TASK TO CARRY OUT -
Output every line of the material exactly, omitting images.

### DATA SECTION ###

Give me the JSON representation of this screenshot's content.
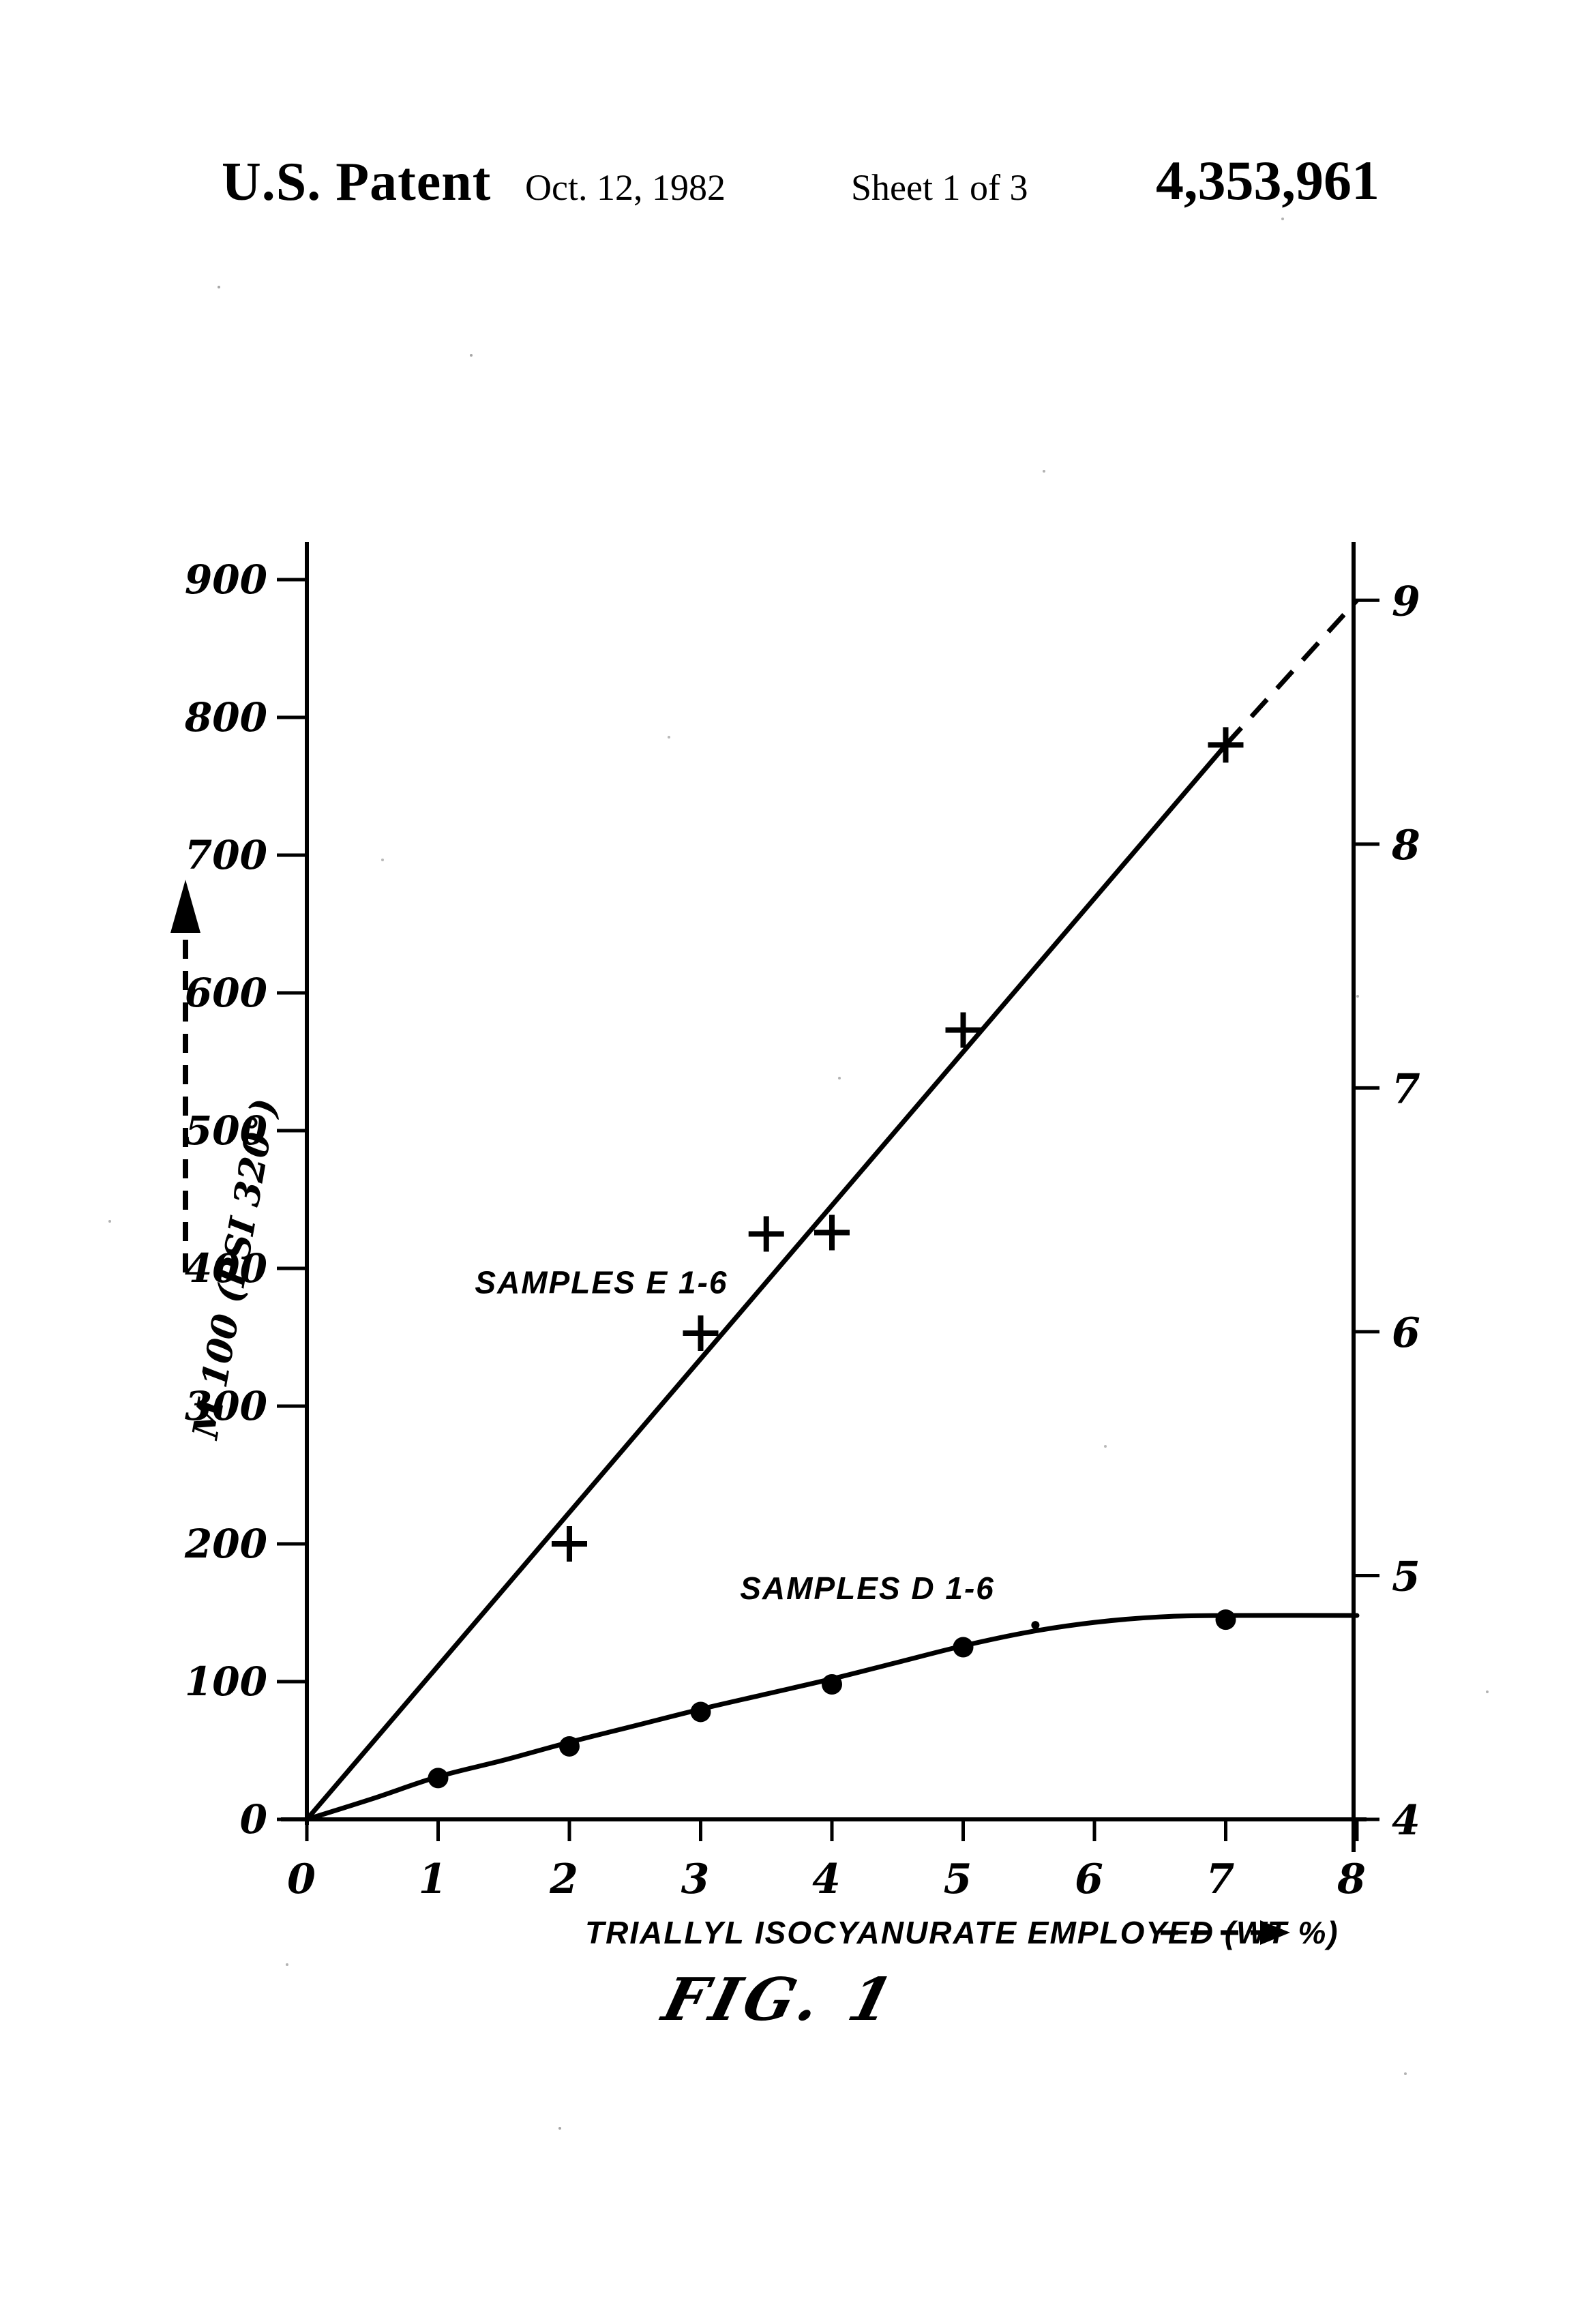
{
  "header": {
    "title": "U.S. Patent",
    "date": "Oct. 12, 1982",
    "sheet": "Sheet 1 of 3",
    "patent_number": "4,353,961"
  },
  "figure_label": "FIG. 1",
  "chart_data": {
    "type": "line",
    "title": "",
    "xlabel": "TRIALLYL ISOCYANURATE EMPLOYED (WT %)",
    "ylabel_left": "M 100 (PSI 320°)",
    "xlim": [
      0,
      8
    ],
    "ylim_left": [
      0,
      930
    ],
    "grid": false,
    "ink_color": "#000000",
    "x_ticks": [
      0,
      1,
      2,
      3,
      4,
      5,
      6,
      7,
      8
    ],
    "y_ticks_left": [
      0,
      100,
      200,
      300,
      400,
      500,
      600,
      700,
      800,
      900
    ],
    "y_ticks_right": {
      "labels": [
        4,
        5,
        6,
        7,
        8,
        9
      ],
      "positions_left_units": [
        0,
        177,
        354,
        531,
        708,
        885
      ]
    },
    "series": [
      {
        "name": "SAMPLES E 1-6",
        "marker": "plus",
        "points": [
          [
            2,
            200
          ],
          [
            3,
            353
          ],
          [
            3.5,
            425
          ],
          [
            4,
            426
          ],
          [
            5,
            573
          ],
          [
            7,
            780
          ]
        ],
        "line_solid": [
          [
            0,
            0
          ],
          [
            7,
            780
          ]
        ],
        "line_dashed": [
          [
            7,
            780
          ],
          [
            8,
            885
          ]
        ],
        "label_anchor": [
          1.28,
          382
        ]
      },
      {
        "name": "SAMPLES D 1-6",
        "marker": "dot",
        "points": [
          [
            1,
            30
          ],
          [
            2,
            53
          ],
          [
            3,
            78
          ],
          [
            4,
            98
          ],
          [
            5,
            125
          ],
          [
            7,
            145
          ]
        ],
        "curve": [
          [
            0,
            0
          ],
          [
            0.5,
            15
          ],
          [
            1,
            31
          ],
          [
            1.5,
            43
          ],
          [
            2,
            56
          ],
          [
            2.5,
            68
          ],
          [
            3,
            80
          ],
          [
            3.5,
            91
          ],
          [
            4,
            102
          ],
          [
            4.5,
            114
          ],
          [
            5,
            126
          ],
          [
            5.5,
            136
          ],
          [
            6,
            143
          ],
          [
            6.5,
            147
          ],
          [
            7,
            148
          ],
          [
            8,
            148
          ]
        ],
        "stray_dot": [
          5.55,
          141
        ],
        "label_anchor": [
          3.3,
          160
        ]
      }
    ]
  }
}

###

RESPONSE TO THE TASK -
Give me the JSON representation of this screenshot's content.
{
  "header": {
    "title": "U.S. Patent",
    "date": "Oct. 12, 1982",
    "sheet": "Sheet 1 of 3",
    "patent_number": "4,353,961"
  },
  "figure_label": "FIG. 1",
  "chart_data": {
    "type": "line",
    "title": "",
    "xlabel": "TRIALLYL ISOCYANURATE EMPLOYED (WT %)",
    "ylabel_left": "M 100 (PSI 320°)",
    "xlim": [
      0,
      8
    ],
    "ylim_left": [
      0,
      930
    ],
    "grid": false,
    "ink_color": "#000000",
    "x_ticks": [
      0,
      1,
      2,
      3,
      4,
      5,
      6,
      7,
      8
    ],
    "y_ticks_left": [
      0,
      100,
      200,
      300,
      400,
      500,
      600,
      700,
      800,
      900
    ],
    "y_ticks_right": {
      "labels": [
        4,
        5,
        6,
        7,
        8,
        9
      ],
      "positions_left_units": [
        0,
        177,
        354,
        531,
        708,
        885
      ]
    },
    "series": [
      {
        "name": "SAMPLES E 1-6",
        "marker": "plus",
        "points": [
          [
            2,
            200
          ],
          [
            3,
            353
          ],
          [
            3.5,
            425
          ],
          [
            4,
            426
          ],
          [
            5,
            573
          ],
          [
            7,
            780
          ]
        ],
        "line_solid": [
          [
            0,
            0
          ],
          [
            7,
            780
          ]
        ],
        "line_dashed": [
          [
            7,
            780
          ],
          [
            8,
            885
          ]
        ],
        "label_anchor": [
          1.28,
          382
        ]
      },
      {
        "name": "SAMPLES D 1-6",
        "marker": "dot",
        "points": [
          [
            1,
            30
          ],
          [
            2,
            53
          ],
          [
            3,
            78
          ],
          [
            4,
            98
          ],
          [
            5,
            125
          ],
          [
            7,
            145
          ]
        ],
        "curve": [
          [
            0,
            0
          ],
          [
            0.5,
            15
          ],
          [
            1,
            31
          ],
          [
            1.5,
            43
          ],
          [
            2,
            56
          ],
          [
            2.5,
            68
          ],
          [
            3,
            80
          ],
          [
            3.5,
            91
          ],
          [
            4,
            102
          ],
          [
            4.5,
            114
          ],
          [
            5,
            126
          ],
          [
            5.5,
            136
          ],
          [
            6,
            143
          ],
          [
            6.5,
            147
          ],
          [
            7,
            148
          ],
          [
            8,
            148
          ]
        ],
        "stray_dot": [
          5.55,
          141
        ],
        "label_anchor": [
          3.3,
          160
        ]
      }
    ]
  }
}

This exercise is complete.